Instructions to follow: Find the lines holding the word "title" and collect them.
start
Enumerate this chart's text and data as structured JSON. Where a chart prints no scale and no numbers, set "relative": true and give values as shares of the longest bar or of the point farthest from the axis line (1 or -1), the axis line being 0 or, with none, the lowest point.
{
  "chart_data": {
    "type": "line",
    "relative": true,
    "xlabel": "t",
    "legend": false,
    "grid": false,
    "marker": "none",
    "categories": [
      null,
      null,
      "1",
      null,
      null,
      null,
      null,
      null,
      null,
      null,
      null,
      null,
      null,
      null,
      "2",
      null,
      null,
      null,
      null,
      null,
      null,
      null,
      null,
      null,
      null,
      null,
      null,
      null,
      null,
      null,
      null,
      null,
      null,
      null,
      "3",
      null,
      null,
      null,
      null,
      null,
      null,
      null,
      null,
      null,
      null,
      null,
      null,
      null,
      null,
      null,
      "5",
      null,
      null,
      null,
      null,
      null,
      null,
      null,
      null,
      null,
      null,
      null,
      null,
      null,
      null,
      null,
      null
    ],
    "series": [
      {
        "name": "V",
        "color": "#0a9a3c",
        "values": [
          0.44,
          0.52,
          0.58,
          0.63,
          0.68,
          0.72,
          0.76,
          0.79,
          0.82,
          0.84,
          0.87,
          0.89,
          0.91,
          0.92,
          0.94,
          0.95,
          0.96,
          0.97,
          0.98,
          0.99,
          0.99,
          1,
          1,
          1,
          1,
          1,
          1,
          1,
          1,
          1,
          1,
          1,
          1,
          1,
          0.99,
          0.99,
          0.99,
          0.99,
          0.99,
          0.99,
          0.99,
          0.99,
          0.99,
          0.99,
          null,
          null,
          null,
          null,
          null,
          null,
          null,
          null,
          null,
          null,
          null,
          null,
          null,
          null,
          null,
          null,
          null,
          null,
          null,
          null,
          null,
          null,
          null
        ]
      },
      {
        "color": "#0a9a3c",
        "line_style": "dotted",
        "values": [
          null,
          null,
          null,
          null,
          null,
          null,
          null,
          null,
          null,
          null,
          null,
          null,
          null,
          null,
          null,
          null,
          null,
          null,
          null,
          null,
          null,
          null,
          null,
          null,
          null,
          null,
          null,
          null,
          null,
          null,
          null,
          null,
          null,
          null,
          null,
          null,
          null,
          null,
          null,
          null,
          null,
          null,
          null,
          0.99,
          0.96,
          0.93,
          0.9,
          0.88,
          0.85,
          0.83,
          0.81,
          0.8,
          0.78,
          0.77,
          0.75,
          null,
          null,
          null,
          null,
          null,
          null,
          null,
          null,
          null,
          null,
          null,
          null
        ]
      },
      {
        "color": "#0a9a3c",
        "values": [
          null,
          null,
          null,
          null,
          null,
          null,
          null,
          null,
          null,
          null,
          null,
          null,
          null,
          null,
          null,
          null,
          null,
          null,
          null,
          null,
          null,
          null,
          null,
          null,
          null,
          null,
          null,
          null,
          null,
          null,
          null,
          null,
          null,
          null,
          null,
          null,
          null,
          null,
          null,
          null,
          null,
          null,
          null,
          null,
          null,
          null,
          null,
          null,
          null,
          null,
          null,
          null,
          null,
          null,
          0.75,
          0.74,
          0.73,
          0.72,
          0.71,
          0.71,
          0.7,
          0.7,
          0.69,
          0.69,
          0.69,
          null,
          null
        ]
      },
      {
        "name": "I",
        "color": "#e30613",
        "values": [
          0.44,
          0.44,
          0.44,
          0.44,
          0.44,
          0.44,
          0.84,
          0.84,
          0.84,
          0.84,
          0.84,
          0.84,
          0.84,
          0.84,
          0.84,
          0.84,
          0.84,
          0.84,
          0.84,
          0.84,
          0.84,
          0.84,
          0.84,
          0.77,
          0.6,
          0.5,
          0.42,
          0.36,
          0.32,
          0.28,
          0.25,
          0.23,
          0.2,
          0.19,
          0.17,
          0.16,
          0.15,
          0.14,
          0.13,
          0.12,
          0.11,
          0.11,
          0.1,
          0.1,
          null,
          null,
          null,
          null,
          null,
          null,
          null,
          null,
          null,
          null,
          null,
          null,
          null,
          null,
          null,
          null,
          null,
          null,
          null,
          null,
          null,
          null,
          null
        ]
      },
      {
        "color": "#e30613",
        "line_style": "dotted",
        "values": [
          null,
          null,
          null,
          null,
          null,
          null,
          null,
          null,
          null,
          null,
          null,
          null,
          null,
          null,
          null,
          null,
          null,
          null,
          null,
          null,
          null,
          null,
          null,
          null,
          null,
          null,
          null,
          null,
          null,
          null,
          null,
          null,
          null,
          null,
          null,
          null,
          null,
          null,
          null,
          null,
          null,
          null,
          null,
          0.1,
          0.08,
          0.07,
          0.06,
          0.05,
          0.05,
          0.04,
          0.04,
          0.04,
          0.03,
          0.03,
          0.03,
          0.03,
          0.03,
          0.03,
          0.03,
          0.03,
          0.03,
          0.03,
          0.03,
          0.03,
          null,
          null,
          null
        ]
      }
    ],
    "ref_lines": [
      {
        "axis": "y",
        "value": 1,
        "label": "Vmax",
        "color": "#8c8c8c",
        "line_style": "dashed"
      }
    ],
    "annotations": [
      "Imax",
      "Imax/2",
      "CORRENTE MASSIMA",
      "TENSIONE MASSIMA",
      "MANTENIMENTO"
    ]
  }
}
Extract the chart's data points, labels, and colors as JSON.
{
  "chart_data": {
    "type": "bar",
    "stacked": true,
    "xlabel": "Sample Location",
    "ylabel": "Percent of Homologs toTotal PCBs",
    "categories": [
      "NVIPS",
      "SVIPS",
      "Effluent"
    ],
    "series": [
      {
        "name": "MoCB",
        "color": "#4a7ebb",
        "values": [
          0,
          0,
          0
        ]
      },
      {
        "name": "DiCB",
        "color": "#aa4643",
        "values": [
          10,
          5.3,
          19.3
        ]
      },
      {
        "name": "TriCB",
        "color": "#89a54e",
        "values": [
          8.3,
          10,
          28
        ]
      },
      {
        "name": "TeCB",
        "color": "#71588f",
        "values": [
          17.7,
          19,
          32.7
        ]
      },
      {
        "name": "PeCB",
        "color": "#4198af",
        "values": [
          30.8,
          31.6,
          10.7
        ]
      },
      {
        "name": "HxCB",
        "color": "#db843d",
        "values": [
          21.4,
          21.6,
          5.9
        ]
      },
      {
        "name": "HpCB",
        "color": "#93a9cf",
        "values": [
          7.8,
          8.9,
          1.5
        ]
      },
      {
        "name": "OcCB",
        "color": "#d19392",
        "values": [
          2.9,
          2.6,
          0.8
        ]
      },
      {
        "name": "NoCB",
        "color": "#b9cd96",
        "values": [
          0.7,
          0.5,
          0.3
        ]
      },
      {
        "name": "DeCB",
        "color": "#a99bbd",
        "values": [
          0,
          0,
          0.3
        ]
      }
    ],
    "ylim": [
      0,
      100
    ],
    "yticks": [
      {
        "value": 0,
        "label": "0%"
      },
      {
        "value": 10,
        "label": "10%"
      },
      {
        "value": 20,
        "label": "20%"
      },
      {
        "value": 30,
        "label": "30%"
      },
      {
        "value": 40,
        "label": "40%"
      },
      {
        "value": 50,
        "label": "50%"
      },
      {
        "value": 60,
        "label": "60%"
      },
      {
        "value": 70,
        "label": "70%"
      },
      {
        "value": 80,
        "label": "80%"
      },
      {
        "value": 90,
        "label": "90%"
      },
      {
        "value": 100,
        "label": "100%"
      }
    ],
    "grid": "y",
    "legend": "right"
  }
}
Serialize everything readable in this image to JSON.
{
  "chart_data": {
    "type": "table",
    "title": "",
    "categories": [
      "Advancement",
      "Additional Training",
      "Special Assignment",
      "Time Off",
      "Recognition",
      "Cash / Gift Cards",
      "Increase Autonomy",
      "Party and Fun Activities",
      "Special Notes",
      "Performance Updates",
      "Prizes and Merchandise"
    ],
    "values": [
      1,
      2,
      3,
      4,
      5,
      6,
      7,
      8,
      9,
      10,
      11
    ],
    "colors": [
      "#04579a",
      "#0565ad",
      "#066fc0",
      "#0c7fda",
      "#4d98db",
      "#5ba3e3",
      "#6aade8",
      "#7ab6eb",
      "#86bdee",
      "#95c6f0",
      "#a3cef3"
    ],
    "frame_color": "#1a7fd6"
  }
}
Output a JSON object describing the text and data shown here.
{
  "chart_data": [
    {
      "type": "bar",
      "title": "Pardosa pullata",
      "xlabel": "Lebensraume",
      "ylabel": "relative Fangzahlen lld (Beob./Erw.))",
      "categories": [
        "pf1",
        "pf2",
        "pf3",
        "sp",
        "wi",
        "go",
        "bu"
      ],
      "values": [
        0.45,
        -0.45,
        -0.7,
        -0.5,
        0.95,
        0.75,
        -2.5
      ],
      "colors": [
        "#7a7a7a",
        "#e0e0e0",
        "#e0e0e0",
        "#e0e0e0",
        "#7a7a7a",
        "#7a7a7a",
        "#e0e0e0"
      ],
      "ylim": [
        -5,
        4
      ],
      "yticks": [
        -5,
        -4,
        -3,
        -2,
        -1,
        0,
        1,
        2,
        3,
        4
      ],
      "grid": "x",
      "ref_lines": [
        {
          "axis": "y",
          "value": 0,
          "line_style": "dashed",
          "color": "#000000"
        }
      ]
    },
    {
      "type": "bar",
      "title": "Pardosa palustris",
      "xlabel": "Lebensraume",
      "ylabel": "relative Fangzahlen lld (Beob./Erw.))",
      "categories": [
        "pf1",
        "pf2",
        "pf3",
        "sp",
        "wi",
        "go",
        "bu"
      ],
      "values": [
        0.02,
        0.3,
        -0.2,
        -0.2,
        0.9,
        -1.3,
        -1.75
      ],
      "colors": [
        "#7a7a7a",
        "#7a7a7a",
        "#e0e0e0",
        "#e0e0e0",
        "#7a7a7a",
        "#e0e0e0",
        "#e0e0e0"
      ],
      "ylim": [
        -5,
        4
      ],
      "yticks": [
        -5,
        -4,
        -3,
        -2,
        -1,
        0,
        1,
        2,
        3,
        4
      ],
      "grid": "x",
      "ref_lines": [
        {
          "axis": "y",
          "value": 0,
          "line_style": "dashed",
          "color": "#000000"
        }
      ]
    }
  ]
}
end
Finished exercise:
    "title": "",
      "title": "Pardosa pullata",
      "title": "Pardosa palustris",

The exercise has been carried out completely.